## [Task to complete]
Find every line with the word "orders". Copy those lines.
───── Data listing ─────
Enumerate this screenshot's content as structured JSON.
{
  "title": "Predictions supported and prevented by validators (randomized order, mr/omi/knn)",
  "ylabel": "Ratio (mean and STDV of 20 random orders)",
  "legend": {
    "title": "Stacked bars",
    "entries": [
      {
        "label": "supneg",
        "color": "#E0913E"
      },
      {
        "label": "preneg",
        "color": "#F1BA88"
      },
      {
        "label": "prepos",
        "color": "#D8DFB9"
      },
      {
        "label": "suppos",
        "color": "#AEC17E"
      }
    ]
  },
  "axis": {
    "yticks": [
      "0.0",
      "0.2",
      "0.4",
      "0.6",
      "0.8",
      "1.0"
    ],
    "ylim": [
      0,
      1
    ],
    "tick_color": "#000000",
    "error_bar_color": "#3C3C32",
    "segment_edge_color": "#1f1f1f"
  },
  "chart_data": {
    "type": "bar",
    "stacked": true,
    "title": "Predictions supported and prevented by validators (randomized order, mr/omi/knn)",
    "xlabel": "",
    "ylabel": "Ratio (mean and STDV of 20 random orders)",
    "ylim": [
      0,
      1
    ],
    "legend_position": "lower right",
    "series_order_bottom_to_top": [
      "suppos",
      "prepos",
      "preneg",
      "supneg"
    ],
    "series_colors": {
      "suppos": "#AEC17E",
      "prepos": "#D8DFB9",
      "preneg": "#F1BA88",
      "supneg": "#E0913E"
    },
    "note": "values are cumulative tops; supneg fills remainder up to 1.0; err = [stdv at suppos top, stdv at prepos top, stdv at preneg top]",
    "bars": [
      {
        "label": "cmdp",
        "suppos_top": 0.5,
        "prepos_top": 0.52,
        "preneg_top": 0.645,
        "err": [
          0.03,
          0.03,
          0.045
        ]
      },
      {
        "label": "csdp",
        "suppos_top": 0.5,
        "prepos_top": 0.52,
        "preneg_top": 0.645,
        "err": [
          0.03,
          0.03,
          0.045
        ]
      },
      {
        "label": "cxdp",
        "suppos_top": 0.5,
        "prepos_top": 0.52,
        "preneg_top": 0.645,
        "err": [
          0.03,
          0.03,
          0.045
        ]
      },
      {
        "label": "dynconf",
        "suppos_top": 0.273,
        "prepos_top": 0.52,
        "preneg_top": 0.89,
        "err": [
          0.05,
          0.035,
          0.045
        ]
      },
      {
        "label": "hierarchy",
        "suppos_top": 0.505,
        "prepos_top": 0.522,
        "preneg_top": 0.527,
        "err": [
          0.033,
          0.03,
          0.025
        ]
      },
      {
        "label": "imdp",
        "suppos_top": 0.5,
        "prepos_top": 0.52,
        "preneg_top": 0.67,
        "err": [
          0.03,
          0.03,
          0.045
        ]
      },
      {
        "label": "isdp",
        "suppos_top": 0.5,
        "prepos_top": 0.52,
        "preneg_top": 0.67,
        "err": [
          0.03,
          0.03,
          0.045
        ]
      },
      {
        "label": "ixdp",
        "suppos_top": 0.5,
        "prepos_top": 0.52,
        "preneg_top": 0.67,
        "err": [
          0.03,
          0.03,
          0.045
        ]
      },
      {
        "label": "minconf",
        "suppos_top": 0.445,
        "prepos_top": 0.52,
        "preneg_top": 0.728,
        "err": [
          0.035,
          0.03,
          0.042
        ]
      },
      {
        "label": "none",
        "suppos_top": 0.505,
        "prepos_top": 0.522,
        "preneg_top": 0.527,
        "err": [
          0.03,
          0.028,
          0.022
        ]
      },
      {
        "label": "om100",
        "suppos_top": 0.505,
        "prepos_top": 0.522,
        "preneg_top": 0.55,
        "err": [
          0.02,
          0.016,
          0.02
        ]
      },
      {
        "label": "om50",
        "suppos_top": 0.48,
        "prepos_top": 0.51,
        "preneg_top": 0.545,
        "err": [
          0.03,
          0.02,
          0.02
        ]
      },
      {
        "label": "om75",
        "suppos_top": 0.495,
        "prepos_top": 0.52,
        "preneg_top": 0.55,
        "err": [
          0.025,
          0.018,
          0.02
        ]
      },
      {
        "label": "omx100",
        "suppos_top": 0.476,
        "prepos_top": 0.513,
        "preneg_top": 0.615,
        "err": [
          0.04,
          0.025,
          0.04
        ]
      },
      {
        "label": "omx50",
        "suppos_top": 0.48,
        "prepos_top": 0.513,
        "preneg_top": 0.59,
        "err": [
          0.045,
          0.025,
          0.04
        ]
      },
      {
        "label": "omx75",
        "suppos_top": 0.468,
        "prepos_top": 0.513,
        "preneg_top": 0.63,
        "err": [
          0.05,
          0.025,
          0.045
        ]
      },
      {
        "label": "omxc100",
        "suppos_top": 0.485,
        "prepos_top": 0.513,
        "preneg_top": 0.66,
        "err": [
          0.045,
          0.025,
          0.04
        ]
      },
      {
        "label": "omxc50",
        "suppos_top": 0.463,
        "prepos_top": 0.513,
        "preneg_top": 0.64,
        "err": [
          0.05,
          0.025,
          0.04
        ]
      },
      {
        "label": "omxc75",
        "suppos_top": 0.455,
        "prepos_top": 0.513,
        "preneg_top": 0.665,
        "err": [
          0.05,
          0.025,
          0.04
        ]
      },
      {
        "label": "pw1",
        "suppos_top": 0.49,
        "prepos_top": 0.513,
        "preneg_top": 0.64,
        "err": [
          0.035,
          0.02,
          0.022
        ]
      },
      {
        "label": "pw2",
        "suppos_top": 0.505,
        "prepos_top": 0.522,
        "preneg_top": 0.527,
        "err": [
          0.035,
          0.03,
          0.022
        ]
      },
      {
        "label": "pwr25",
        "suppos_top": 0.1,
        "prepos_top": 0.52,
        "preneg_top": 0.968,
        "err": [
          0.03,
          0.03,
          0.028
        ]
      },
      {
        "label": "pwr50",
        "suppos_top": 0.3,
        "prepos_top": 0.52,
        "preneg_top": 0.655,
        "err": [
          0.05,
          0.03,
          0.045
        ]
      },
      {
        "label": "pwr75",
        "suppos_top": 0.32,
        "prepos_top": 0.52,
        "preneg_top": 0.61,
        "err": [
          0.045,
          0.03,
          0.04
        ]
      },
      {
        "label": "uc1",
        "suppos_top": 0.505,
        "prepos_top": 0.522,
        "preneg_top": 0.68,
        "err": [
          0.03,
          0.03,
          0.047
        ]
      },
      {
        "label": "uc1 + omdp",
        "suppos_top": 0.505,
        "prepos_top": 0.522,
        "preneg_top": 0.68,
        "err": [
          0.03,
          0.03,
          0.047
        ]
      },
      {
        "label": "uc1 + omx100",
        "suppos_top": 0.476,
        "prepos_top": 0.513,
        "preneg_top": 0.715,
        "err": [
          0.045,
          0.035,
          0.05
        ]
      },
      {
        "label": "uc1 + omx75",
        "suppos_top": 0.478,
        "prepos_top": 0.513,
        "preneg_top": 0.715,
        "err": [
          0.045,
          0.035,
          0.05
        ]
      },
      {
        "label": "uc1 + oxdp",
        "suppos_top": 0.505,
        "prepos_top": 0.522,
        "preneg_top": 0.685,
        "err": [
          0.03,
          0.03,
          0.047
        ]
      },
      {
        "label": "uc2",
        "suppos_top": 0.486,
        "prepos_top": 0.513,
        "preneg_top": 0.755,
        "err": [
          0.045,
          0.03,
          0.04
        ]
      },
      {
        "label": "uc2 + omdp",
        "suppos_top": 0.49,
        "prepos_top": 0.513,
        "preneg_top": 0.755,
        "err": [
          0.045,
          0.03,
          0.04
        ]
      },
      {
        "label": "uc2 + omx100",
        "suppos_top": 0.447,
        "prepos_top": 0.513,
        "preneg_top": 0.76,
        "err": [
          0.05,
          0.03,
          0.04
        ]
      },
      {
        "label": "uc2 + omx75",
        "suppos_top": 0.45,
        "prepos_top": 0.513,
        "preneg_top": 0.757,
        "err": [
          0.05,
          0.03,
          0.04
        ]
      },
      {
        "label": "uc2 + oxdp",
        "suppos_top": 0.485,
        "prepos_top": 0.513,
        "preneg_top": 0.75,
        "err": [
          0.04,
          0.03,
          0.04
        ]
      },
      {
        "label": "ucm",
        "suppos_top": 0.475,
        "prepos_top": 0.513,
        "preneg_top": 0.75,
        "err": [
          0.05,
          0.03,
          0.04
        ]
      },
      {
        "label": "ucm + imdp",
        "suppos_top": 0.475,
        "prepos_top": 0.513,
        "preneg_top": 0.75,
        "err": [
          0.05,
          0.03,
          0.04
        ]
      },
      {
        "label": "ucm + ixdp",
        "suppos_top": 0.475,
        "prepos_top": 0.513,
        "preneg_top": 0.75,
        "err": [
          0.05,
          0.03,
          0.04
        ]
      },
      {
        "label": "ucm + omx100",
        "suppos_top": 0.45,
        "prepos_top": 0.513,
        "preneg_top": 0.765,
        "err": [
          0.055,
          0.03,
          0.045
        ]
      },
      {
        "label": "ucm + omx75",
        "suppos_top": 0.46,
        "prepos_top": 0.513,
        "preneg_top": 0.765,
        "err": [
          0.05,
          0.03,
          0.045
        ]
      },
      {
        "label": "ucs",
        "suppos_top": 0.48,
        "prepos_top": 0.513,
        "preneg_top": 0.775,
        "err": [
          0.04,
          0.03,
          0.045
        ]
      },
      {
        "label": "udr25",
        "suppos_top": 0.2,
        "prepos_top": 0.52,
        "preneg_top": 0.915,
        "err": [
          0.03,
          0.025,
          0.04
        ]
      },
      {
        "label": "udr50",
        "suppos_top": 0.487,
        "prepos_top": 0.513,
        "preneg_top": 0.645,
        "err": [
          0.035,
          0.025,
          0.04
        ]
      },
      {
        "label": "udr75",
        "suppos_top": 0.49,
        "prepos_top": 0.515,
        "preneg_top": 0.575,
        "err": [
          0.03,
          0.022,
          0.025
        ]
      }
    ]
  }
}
─────
## [Result]
  "ylabel": "Ratio (mean and STDV of 20 random orders)",
    "ylabel": "Ratio (mean and STDV of 20 random orders)",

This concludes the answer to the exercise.